Exercise ▸ How many lines of these entries hold the string "University"? Reply with the number alone.

· · · · ·

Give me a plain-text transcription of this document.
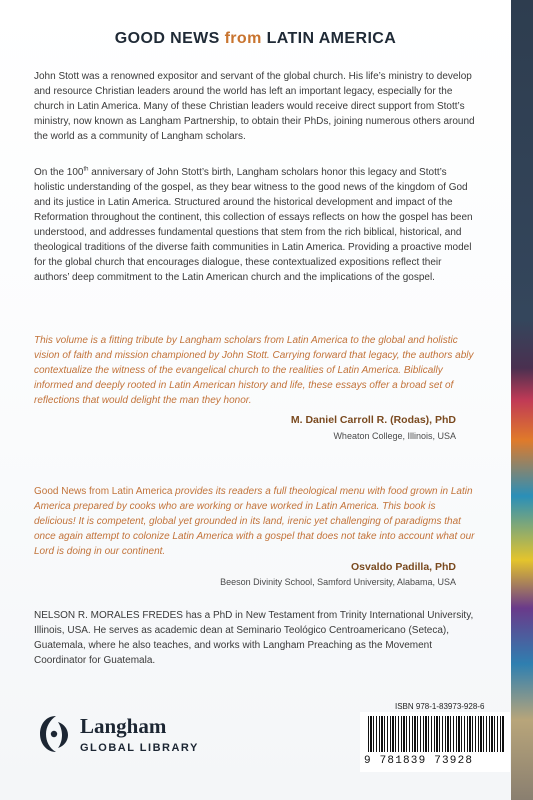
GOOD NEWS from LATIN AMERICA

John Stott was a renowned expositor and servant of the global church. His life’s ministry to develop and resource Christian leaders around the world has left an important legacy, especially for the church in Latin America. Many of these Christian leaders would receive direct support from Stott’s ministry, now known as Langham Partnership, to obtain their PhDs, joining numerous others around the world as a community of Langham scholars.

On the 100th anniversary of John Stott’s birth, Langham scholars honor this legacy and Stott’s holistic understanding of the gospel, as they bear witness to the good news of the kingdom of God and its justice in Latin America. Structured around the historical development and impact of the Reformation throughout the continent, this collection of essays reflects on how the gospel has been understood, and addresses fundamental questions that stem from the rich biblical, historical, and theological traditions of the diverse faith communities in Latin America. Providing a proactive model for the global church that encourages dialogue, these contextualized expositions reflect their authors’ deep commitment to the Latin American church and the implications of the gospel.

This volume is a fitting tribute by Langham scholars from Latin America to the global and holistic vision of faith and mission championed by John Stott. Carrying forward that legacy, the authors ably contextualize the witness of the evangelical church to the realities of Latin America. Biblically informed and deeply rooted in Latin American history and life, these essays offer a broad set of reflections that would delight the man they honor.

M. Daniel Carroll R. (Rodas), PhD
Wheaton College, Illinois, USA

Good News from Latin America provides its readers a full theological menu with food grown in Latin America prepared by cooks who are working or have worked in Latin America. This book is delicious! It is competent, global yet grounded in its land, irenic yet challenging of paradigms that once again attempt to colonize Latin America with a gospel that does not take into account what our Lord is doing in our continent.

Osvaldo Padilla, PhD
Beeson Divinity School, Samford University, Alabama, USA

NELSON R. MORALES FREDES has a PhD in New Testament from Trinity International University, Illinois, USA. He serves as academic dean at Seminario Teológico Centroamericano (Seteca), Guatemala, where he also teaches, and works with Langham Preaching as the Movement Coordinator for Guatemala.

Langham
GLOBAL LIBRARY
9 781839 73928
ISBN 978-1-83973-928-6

· · · · ·

Result below ▸ 2